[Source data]
++++++++

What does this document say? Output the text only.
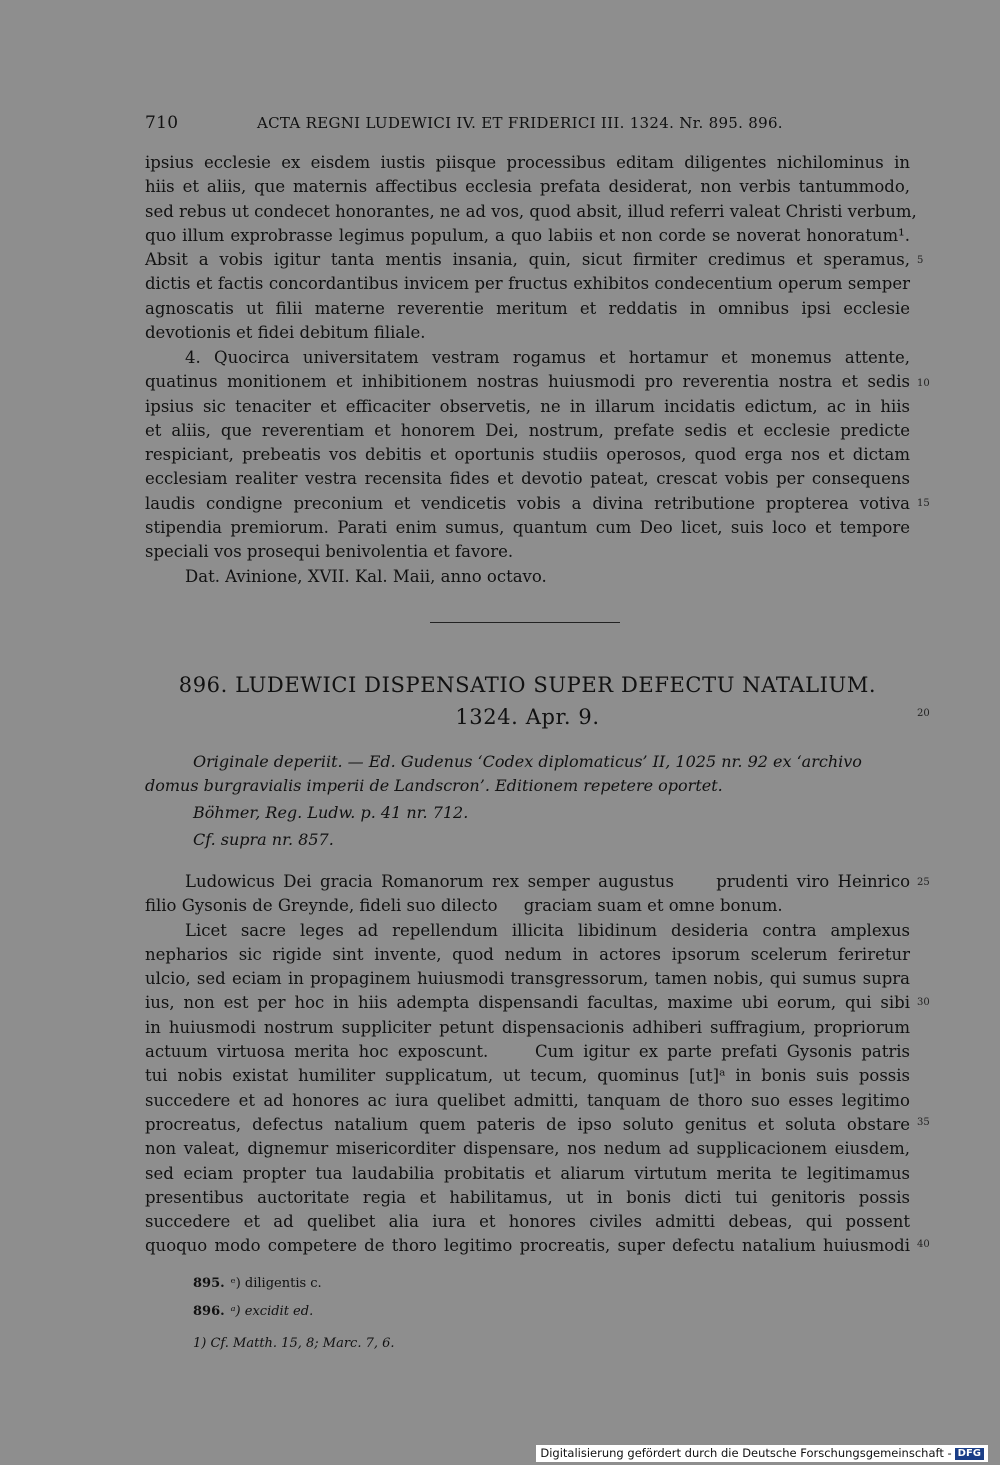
710	ACTA REGNI LUDEWICI IV. ET FRIDERICI III. 1324. Nr. 895. 896.
ipsius ecclesie ex eisdem iustis piisque processibus editam diligentes nichilominus in
hiis et aliis, que maternis affectibus ecclesia prefata desiderat, non verbis tantummodo,
sed rebus ut condecet honorantes, ne ad vos, quod absit, illud referri valeat Christi verbum,
quo illum exprobrasse legimus populum, a quo labiis et non corde se noverat honoratum¹.
Absit a vobis igitur tanta mentis insania, quin, sicut firmiter credimus et speramus,
dictis et factis concordantibus invicem per fructus exhibitos condecentium operum semper
agnoscatis ut filii materne reverentie meritum et reddatis in omnibus ipsi ecclesie
devotionis et fidei debitum filiale.
4. Quocirca universitatem vestram rogamus et hortamur et monemus attente,
quatinus monitionem et inhibitionem nostras huiusmodi pro reverentia nostra et sedis
ipsius sic tenaciter et efficaciter observetis, ne in illarum incidatis edictum, ac in hiis
et aliis, que reverentiam et honorem Dei, nostrum, prefate sedis et ecclesie predicte
respiciant, prebeatis vos debitis et oportunis studiis operosos, quod erga nos et dictam
ecclesiam realiter vestra recensita fides et devotio pateat, crescat vobis per consequens
laudis condigne preconium et vendicetis vobis a divina retributione propterea votiva
stipendia premiorum. Parati enim sumus, quantum cum Deo licet, suis loco et tempore
speciali vos prosequi benivolentia et favore.
Dat. Avinione, XVII. Kal. Maii, anno octavo.
896. LUDEWICI DISPENSATIO SUPER DEFECTU NATALIUM.
1324. Apr. 9.
Originale deperiit. — Ed. Gudenus ‘Codex diplomaticus’ II, 1025 nr. 92 ex ‘archivo
domus burgravialis imperii de Landscron’. Editionem repetere oportet.
Böhmer, Reg. Ludw. p. 41 nr. 712.
Cf. supra nr. 857.
Ludowicus Dei gracia Romanorum rex semper augustus     prudenti viro Heinrico
filio Gysonis de Greynde, fideli suo dilecto     graciam suam et omne bonum.
Licet sacre leges ad repellendum illicita libidinum desideria contra amplexus
nepharios sic rigide sint invente, quod nedum in actores ipsorum scelerum feriretur
ulcio, sed eciam in propaginem huiusmodi transgressorum, tamen nobis, qui sumus supra
ius, non est per hoc in hiis adempta dispensandi facultas, maxime ubi eorum, qui sibi
in huiusmodi nostrum suppliciter petunt dispensacionis adhiberi suffragium, propriorum
actuum virtuosa merita hoc exposcunt.     Cum igitur ex parte prefati Gysonis patris
tui nobis existat humiliter supplicatum, ut tecum, quominus [ut]ᵃ in bonis suis possis
succedere et ad honores ac iura quelibet admitti, tanquam de thoro suo esses legitimo
procreatus, defectus natalium quem pateris de ipso soluto genitus et soluta obstare
non valeat, dignemur misericorditer dispensare, nos nedum ad supplicacionem eiusdem,
sed eciam propter tua laudabilia probitatis et aliarum virtutum merita te legitimamus
presentibus auctoritate regia et habilitamus, ut in bonis dicti tui genitoris possis
succedere et ad quelibet alia iura et honores civiles admitti debeas, qui possent
quoquo modo competere de thoro legitimo procreatis, super defectu natalium huiusmodi
5
10
15
20
25
30
35
40
895. ᵉ) diligentis c.
896. ᵃ) excidit ed.
1) Cf. Matth. 15, 8; Marc. 7, 6.
Digitalisierung gefördert durch die Deutsche Forschungsgemeinschaft - DFG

++++++++

## Aim
On how many lines does the word "ipsius" appear? Answer with only the number.

## Final result
2